◆ **MATERIAL TO PROCESS**:

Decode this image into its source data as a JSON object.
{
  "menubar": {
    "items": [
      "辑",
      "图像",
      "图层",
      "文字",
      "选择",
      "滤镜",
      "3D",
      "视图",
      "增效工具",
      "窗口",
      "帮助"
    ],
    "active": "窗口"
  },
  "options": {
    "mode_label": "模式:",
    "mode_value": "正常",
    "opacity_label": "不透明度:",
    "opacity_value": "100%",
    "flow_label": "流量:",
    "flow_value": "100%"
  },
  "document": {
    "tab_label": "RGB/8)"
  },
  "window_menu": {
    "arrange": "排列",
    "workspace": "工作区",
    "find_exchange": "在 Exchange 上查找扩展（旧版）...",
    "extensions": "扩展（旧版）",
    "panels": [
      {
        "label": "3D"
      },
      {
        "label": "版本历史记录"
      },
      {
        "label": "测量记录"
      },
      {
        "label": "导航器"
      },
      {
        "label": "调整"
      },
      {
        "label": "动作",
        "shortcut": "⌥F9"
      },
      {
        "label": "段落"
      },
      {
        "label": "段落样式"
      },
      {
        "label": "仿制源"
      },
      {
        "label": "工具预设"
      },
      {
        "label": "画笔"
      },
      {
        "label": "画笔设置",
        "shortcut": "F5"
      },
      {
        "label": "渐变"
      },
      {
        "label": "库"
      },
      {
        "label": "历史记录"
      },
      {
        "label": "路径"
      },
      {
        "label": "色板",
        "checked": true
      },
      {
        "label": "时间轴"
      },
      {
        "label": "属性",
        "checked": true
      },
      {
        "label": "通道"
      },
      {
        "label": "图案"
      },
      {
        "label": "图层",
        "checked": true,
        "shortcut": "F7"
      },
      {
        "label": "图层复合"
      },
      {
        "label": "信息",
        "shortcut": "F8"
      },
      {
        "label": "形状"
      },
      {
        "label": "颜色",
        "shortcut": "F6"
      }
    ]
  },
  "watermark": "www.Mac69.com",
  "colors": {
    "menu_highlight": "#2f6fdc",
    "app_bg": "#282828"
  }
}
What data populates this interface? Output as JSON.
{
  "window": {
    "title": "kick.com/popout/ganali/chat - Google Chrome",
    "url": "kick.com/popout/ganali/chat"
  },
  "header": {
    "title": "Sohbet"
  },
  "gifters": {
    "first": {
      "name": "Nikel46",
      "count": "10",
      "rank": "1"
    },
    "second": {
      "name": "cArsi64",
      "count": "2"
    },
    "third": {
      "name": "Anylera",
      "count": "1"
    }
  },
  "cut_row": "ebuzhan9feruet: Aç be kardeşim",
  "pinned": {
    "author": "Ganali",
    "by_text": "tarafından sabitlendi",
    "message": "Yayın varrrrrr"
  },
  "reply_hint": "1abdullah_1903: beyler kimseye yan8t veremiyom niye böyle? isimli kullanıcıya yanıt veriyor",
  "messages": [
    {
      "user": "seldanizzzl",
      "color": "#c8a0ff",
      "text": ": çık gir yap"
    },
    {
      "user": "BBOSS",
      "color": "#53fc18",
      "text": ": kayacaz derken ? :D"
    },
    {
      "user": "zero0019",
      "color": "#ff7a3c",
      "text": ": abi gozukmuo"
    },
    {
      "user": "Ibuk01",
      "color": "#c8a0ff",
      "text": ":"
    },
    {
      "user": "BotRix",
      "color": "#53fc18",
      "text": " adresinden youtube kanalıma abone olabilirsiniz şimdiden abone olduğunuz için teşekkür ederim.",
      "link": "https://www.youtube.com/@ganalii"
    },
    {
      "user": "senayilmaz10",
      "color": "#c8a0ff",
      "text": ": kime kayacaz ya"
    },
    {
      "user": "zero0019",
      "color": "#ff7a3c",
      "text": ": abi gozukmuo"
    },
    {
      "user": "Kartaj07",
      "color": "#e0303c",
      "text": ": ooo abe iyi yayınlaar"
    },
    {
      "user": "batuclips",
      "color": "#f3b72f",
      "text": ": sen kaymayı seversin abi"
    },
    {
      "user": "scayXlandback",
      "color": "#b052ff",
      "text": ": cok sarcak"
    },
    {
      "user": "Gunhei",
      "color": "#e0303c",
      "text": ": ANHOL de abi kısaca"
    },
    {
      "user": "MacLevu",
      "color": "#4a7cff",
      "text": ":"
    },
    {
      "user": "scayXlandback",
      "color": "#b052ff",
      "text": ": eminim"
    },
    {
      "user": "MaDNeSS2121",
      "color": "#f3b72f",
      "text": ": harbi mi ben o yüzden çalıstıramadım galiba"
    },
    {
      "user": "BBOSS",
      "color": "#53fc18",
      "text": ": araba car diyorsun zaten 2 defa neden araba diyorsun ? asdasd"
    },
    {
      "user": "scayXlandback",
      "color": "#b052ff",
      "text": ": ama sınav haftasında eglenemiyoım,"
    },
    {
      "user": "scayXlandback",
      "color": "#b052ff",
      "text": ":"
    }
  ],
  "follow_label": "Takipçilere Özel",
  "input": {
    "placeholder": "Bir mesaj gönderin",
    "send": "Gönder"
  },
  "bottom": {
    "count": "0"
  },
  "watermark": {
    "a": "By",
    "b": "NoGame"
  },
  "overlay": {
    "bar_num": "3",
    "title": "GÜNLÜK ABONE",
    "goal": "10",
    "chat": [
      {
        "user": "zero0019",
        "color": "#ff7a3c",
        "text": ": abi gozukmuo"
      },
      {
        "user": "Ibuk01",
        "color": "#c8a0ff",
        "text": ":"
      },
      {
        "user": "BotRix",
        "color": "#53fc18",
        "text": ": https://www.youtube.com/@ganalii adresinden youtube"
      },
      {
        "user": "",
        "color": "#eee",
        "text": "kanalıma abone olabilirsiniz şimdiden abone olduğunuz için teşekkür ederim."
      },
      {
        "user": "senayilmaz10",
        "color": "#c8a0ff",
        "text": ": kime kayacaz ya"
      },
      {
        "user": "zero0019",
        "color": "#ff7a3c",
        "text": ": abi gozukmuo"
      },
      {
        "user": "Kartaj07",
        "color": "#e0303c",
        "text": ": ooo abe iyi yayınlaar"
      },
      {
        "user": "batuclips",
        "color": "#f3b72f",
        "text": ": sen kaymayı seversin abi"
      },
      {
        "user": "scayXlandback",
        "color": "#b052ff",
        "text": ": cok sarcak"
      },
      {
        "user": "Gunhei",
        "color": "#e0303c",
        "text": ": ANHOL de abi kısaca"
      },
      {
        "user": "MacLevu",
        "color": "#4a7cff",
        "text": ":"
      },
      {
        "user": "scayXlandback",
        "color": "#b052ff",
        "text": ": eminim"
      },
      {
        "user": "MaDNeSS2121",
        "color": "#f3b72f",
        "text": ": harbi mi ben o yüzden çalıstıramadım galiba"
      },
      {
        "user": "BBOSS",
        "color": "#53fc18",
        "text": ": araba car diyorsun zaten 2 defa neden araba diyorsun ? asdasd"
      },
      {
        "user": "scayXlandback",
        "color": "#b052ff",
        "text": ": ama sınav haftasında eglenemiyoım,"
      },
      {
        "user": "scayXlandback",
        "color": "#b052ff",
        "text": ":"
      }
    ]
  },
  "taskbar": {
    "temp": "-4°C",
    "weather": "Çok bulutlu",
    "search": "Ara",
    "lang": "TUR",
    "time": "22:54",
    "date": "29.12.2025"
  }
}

◆ **WHAT TO PRODUCE**:
Show every line of the listing in which the string "sınav" can be found.

◆ **RESULT FOR THIS EXERCISE**:
      "text": ": ama sınav haftasında eglenemiyoım,"
        "text": ": ama sınav haftasında eglenemiyoım,"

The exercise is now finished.